EXERCISE DETAILS:
Single out the lines that include the word "teacher". Copy them.

DATASET CONTENT:
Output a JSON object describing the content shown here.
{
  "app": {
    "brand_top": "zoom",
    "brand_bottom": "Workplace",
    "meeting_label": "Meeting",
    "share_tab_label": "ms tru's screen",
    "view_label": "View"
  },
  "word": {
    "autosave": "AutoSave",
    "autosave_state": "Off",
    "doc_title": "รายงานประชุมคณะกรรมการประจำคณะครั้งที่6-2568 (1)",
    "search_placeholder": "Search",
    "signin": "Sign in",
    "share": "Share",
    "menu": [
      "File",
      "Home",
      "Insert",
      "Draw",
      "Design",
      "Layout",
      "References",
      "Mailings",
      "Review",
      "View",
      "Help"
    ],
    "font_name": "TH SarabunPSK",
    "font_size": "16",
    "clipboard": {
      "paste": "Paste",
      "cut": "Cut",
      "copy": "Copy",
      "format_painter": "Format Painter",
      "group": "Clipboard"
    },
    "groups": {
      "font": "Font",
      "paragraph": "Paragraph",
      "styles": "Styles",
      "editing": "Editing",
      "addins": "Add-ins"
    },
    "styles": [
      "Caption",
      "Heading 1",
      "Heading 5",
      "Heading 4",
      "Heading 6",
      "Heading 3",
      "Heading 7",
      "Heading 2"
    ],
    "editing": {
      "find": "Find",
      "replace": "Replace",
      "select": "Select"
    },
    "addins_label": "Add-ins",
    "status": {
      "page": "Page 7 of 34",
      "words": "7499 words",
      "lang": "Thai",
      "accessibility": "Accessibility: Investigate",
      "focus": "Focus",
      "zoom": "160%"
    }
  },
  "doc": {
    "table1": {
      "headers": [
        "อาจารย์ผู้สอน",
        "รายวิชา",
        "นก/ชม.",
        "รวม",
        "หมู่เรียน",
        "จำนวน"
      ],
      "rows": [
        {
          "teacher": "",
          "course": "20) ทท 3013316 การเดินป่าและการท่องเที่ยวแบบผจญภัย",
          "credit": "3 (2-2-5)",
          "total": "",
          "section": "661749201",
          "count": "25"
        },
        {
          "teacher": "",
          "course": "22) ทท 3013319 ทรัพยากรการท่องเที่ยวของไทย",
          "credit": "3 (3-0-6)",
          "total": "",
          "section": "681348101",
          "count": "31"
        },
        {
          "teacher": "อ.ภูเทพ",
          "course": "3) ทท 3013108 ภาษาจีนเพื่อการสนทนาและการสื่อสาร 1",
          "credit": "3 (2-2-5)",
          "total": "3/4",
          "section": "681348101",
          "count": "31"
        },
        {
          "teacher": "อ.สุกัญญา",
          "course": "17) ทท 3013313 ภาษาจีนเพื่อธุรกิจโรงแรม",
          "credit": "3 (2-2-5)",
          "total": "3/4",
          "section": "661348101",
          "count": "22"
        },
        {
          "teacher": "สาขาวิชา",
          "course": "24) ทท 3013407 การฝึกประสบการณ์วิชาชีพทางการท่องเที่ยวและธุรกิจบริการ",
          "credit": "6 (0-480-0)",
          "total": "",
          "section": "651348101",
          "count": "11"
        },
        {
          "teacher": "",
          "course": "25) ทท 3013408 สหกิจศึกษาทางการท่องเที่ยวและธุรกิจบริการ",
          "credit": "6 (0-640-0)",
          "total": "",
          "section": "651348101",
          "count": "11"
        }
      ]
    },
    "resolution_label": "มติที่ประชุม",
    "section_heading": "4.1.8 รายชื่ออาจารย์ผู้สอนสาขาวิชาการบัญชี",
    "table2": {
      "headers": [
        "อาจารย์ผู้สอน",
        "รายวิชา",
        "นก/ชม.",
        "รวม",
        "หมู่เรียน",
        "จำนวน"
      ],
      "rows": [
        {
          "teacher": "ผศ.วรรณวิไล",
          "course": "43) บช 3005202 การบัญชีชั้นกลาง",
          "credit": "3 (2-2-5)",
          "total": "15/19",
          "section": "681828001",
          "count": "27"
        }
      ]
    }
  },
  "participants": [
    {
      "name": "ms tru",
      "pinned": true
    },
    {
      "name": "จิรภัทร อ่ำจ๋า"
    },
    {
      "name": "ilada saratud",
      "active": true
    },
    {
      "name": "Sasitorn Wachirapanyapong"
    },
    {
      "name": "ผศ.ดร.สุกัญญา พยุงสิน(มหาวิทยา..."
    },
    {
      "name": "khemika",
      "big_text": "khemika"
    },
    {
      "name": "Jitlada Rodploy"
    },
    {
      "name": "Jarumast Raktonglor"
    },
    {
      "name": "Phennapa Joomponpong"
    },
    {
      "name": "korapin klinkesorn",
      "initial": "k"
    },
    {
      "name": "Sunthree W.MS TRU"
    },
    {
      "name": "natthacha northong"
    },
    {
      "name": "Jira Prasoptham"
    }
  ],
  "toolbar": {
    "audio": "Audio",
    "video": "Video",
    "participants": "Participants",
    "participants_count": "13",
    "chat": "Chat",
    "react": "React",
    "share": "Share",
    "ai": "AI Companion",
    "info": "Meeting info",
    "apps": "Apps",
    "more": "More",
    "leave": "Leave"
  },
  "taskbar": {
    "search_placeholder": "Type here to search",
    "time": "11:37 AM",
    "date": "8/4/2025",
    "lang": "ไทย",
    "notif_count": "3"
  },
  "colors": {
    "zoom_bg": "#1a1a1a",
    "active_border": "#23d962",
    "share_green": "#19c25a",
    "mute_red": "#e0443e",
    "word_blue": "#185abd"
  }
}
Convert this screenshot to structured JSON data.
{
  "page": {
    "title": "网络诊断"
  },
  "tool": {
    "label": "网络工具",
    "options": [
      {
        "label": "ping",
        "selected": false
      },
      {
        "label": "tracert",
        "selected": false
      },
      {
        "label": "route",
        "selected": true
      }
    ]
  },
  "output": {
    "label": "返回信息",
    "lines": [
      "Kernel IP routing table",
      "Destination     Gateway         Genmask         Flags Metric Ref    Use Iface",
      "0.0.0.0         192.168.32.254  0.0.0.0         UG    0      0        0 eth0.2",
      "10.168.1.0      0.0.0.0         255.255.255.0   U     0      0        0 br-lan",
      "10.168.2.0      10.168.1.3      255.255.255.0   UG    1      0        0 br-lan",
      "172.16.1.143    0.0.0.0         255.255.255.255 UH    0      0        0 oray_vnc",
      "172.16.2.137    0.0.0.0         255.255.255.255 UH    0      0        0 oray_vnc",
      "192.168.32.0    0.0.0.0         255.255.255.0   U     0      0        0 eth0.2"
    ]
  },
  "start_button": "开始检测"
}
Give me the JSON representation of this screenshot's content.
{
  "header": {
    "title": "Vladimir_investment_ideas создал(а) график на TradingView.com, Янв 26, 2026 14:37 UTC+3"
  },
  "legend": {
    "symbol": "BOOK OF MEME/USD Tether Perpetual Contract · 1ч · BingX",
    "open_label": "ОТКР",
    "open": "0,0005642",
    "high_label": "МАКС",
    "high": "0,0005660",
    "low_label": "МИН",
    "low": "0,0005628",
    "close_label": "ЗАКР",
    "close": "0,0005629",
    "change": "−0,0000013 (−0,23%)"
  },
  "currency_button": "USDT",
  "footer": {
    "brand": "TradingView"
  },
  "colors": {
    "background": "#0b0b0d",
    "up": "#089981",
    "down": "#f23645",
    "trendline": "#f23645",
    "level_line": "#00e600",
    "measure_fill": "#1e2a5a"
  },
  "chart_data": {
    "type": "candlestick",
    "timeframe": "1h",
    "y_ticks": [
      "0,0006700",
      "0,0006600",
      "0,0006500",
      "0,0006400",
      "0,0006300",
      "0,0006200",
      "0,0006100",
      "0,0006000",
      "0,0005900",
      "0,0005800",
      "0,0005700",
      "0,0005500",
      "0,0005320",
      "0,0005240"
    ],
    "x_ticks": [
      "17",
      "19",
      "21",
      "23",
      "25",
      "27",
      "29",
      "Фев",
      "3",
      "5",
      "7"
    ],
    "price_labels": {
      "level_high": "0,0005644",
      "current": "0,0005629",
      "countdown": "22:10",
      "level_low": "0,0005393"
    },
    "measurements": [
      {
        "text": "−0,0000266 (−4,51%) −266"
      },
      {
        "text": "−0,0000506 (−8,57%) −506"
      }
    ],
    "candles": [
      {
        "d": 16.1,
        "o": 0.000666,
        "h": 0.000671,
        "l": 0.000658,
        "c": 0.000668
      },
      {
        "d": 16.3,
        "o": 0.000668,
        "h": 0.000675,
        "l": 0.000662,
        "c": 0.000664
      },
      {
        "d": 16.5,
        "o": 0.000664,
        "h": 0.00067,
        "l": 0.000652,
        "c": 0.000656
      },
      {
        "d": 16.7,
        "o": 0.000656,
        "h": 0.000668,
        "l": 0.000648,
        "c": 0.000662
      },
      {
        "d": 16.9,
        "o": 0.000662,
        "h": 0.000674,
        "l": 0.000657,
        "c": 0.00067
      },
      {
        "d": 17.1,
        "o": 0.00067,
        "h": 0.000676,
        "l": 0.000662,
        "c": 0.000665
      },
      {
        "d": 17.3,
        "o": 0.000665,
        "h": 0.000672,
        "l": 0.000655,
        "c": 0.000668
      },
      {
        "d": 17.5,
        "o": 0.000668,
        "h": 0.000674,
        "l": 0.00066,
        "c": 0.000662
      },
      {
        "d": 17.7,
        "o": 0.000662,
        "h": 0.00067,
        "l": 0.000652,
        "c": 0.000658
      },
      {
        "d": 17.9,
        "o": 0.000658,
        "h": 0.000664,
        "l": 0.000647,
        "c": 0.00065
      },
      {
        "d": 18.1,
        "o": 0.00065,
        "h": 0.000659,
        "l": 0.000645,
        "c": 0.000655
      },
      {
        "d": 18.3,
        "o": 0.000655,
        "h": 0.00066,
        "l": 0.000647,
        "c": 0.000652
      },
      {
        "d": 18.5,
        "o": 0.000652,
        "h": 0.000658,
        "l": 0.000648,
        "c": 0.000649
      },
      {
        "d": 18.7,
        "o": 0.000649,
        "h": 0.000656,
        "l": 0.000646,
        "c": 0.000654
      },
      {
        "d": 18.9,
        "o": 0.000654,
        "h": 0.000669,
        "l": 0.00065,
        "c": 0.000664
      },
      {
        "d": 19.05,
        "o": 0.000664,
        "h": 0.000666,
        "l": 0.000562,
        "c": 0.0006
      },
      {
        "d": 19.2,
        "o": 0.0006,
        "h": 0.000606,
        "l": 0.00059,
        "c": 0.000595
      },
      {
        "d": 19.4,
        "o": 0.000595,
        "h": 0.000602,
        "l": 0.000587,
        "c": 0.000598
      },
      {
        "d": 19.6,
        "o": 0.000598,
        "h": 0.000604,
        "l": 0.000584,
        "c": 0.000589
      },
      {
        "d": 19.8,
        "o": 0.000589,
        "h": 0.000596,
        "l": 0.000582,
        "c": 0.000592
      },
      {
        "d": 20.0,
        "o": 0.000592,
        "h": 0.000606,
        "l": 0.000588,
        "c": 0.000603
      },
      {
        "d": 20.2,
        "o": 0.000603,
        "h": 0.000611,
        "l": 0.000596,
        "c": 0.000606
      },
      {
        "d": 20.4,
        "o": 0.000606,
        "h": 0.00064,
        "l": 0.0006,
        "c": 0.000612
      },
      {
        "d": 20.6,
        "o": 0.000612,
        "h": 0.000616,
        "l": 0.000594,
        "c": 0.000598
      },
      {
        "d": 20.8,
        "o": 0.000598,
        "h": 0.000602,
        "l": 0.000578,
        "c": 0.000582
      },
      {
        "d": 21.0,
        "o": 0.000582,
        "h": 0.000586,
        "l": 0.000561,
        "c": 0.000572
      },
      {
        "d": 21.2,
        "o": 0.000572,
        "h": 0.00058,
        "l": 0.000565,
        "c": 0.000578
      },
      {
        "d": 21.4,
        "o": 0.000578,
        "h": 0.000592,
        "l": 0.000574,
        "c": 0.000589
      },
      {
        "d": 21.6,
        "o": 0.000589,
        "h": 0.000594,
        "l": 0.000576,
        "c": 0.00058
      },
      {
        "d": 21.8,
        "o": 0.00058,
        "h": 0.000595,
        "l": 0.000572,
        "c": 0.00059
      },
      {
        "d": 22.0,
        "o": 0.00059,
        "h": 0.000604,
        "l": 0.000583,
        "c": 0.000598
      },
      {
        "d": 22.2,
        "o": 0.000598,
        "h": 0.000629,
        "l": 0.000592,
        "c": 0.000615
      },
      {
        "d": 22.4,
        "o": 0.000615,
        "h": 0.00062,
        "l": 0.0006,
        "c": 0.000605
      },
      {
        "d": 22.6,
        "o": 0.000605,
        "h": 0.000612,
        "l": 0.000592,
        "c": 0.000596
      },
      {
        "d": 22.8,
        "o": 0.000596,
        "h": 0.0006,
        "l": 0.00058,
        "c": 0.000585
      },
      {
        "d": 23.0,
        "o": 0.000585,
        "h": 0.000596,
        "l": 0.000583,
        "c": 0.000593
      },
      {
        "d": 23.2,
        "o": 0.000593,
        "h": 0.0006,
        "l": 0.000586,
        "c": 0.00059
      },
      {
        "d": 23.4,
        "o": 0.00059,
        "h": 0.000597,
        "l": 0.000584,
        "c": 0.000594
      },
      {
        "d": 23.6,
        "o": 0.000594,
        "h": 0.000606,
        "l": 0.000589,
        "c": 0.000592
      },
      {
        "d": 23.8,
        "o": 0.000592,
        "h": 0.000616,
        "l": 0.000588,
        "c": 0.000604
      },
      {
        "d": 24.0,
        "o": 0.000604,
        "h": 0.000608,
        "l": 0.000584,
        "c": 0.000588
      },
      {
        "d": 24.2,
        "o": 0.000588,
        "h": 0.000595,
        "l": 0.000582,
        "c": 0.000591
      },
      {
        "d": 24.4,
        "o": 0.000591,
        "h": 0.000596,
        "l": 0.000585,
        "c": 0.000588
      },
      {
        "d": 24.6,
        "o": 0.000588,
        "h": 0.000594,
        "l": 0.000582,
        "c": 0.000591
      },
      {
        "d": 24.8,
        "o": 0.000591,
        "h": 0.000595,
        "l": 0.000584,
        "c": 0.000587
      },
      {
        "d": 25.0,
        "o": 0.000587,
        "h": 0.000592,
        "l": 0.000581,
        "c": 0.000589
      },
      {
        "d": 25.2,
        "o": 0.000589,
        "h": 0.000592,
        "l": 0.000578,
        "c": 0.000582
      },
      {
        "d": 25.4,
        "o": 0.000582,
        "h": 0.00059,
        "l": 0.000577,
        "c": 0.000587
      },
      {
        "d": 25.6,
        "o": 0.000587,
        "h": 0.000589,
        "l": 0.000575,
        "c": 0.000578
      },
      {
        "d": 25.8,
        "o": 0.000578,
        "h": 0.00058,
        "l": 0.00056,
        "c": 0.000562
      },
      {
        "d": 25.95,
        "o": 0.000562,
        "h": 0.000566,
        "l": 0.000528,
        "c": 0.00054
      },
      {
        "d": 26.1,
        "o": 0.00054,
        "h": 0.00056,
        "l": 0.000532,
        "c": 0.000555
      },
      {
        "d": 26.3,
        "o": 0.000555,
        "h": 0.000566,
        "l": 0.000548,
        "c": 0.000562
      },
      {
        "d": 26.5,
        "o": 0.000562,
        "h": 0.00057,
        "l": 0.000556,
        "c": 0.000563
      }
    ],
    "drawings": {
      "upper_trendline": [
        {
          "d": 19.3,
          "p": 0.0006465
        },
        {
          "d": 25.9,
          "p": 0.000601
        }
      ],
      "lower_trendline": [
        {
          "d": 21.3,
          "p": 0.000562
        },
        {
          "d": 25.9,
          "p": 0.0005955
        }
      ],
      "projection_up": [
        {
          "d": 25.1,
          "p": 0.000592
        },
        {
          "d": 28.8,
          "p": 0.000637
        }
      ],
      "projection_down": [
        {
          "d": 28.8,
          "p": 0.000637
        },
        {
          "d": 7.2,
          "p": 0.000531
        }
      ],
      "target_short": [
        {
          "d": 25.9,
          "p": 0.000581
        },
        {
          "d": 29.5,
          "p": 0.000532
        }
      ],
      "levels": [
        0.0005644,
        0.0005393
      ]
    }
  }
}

RESPONSE BELOW:
          "teacher": "",
          "teacher": "",
          "teacher": "อ.ภูเทพ",
          "teacher": "อ.สุกัญญา",
          "teacher": "สาขาวิชา",
          "teacher": "",
          "teacher": "ผศ.วรรณวิไล",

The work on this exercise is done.